> **Directive**
Lines that contain the string "style" are to be copied; leave out all others.

[Records from a collection]
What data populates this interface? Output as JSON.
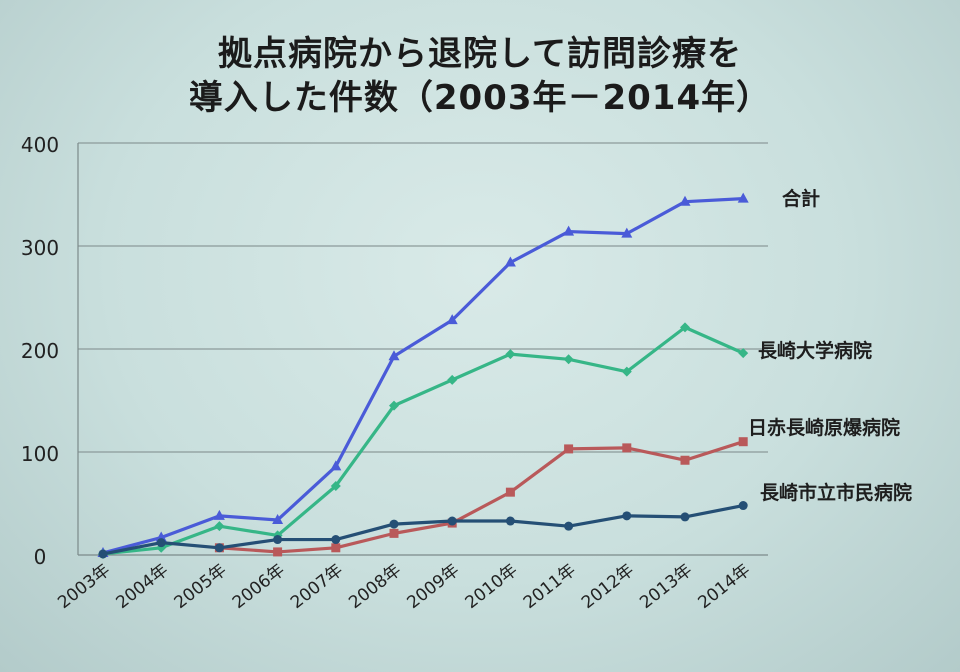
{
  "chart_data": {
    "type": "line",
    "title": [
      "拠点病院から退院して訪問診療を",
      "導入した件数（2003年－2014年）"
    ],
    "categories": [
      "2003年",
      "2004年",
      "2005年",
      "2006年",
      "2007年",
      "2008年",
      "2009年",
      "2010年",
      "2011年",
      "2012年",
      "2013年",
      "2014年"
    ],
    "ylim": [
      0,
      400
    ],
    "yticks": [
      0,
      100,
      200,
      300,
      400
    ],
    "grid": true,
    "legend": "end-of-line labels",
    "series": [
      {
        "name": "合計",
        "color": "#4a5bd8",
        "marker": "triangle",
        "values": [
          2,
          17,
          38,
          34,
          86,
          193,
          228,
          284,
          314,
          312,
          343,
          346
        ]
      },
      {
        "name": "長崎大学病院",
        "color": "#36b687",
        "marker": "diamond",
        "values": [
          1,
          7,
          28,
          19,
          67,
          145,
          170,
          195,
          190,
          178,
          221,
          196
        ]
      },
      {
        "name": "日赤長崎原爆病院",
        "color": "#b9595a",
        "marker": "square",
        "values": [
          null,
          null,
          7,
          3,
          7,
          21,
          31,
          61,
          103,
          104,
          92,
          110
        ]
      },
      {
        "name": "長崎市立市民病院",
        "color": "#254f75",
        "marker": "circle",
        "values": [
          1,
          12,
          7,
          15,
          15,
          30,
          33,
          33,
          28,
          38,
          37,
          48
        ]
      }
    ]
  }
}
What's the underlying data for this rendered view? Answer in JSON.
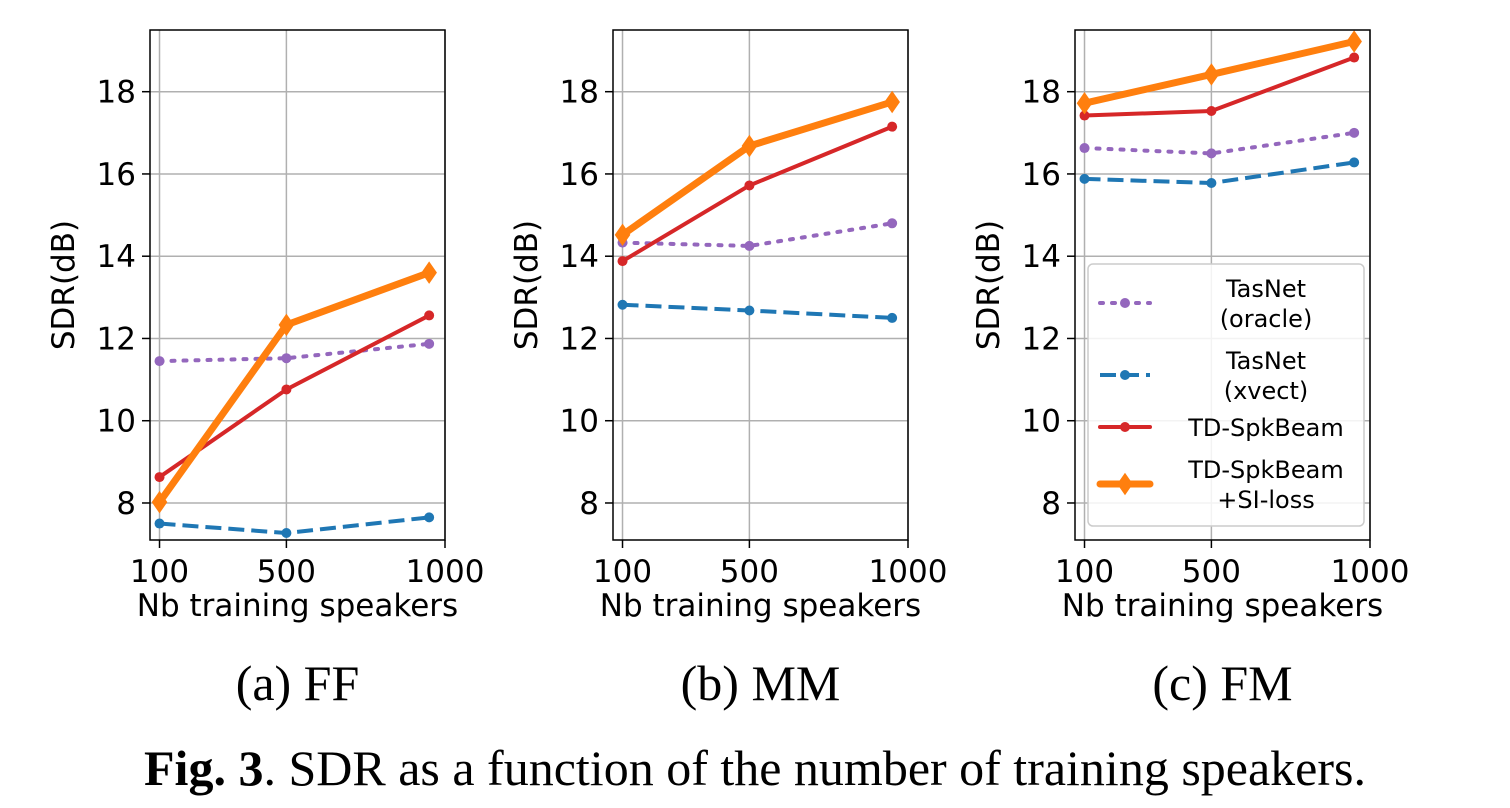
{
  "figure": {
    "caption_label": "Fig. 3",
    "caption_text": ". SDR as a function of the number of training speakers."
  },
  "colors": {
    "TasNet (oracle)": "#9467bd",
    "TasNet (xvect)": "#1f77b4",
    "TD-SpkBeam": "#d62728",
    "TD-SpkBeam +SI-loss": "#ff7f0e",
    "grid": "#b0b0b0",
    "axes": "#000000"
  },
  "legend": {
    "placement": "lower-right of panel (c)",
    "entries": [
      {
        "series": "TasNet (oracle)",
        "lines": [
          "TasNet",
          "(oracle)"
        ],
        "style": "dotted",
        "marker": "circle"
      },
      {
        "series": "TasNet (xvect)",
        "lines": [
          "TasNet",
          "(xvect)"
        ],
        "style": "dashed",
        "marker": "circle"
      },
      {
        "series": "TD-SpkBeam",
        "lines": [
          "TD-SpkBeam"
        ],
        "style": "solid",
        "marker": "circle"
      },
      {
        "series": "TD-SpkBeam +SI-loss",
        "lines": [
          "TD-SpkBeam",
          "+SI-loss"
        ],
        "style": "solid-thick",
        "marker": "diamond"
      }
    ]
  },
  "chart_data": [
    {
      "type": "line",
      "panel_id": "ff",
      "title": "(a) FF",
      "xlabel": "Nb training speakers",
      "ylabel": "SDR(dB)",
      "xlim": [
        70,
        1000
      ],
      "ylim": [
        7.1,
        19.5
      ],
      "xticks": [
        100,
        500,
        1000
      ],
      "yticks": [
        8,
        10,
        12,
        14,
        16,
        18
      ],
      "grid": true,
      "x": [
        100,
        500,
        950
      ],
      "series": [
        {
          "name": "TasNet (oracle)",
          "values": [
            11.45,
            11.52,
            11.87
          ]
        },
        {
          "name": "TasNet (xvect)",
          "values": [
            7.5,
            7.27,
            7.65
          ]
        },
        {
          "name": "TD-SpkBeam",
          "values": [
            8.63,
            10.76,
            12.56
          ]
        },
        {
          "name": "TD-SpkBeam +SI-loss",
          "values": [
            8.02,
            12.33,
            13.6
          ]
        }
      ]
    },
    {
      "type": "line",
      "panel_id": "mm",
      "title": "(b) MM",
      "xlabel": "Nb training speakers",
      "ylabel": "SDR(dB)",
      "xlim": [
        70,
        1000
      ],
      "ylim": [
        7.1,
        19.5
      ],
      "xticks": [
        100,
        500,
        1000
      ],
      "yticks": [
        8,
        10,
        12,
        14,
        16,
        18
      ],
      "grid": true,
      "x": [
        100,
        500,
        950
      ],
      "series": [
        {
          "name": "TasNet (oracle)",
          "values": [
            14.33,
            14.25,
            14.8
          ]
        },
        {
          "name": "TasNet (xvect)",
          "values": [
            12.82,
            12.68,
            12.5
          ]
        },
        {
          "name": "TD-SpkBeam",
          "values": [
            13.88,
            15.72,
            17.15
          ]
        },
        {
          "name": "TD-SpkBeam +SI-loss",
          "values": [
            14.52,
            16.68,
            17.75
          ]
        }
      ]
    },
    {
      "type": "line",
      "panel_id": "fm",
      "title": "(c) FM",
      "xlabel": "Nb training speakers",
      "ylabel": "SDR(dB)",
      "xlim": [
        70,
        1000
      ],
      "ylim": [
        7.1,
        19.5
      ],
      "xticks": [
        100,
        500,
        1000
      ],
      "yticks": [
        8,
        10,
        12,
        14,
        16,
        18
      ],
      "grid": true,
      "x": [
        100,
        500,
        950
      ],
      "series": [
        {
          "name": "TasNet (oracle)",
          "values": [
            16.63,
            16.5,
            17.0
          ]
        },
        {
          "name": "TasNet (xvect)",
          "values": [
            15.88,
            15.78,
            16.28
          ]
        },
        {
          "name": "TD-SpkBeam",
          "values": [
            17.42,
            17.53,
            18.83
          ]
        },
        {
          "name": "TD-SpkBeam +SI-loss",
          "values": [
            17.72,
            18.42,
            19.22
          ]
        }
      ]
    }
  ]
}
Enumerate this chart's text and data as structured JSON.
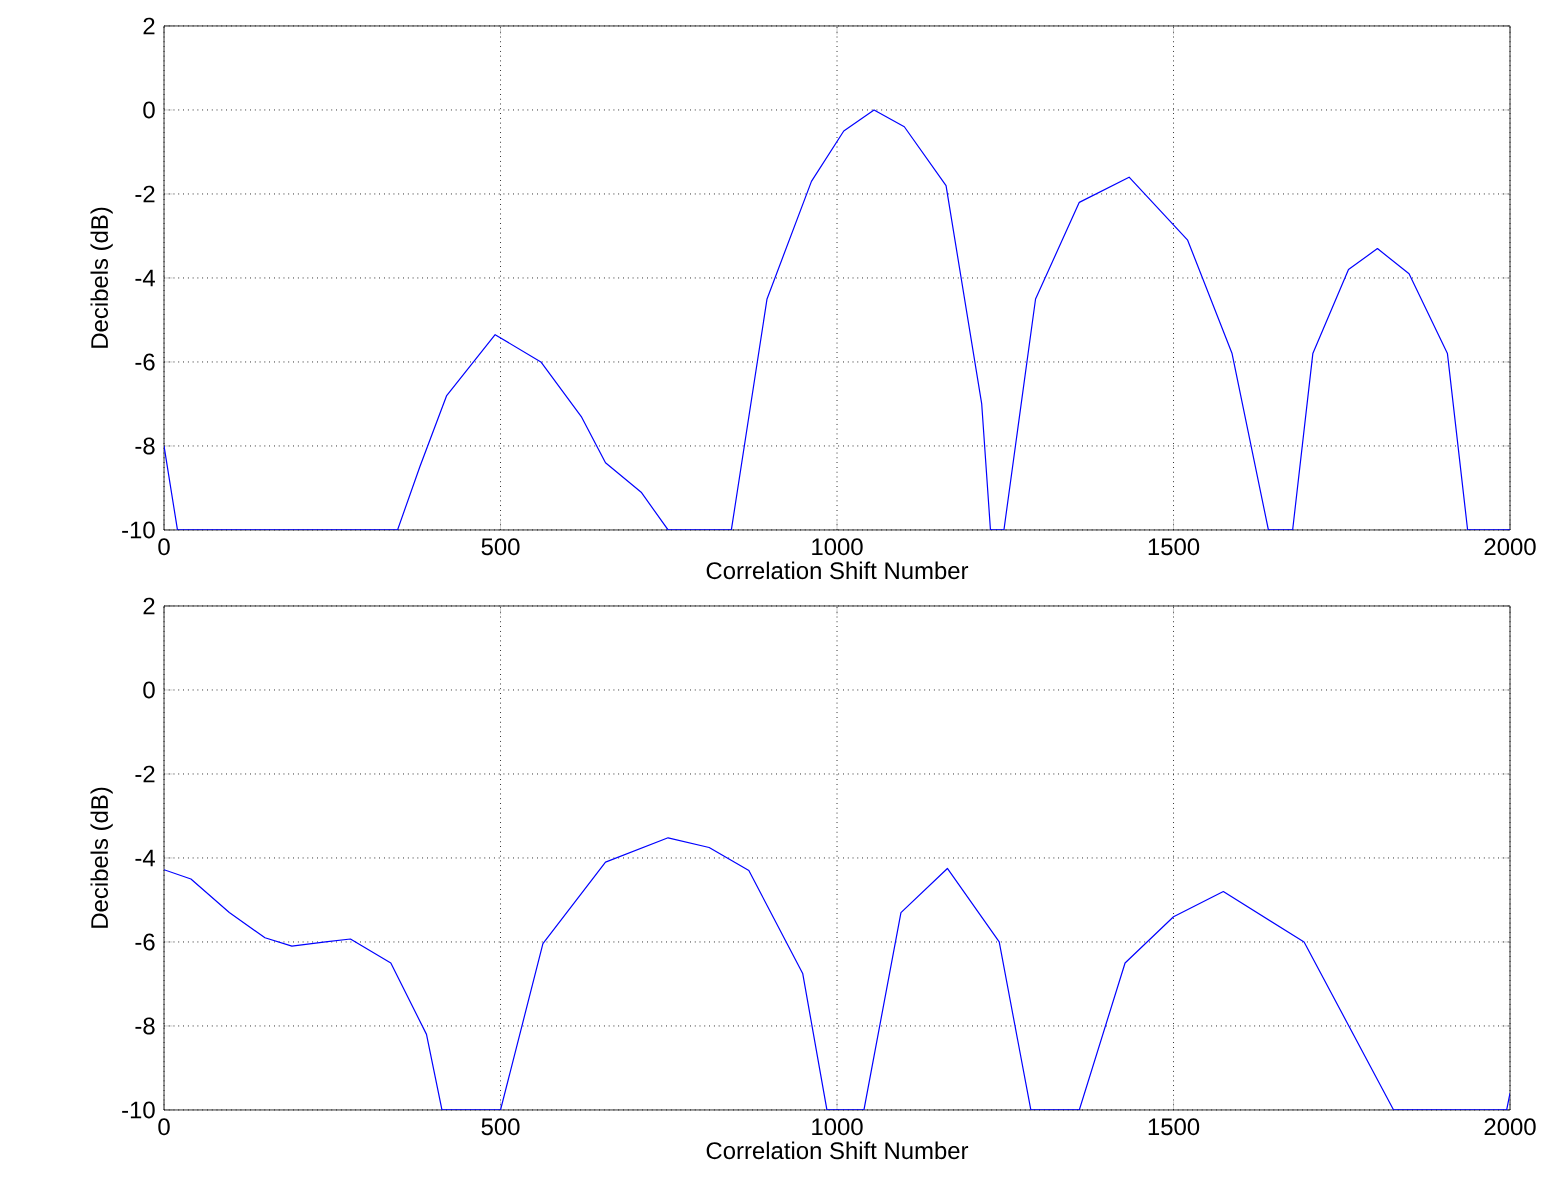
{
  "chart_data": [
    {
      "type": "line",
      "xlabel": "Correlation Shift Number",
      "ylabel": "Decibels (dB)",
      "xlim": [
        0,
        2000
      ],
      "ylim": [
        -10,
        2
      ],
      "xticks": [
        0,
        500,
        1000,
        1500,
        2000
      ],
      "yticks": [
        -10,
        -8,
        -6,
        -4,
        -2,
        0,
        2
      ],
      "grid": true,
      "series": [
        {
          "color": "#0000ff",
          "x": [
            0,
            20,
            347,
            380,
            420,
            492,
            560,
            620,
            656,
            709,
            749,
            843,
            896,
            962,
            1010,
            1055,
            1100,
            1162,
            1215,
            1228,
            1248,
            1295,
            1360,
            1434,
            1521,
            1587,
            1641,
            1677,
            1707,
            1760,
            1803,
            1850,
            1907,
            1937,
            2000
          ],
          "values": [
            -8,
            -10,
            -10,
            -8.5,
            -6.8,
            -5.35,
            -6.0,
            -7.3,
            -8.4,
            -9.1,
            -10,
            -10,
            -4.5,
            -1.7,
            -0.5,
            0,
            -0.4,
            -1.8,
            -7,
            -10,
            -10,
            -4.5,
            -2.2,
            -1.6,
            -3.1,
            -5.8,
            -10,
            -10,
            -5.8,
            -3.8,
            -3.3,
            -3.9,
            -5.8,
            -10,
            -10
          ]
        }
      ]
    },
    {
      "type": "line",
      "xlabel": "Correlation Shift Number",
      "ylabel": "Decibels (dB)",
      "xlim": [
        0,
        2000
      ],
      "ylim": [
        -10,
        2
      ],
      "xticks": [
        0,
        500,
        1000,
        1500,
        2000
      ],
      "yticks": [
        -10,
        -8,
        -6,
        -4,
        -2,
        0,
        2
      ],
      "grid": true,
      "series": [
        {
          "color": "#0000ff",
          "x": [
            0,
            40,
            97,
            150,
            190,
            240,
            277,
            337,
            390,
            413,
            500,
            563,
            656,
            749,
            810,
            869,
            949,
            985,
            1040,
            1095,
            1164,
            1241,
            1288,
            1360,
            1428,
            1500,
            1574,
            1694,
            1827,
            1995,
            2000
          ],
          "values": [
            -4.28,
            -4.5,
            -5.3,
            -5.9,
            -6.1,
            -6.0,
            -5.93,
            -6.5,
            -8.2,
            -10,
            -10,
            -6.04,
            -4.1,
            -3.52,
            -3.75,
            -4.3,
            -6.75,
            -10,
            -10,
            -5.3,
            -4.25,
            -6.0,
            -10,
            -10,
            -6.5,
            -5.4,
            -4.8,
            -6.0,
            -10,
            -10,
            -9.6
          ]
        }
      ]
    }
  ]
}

> **The reply**
        "style": "dotted",
        "style": "dashed",
        "style": "solid",
        "style": "solid-thick",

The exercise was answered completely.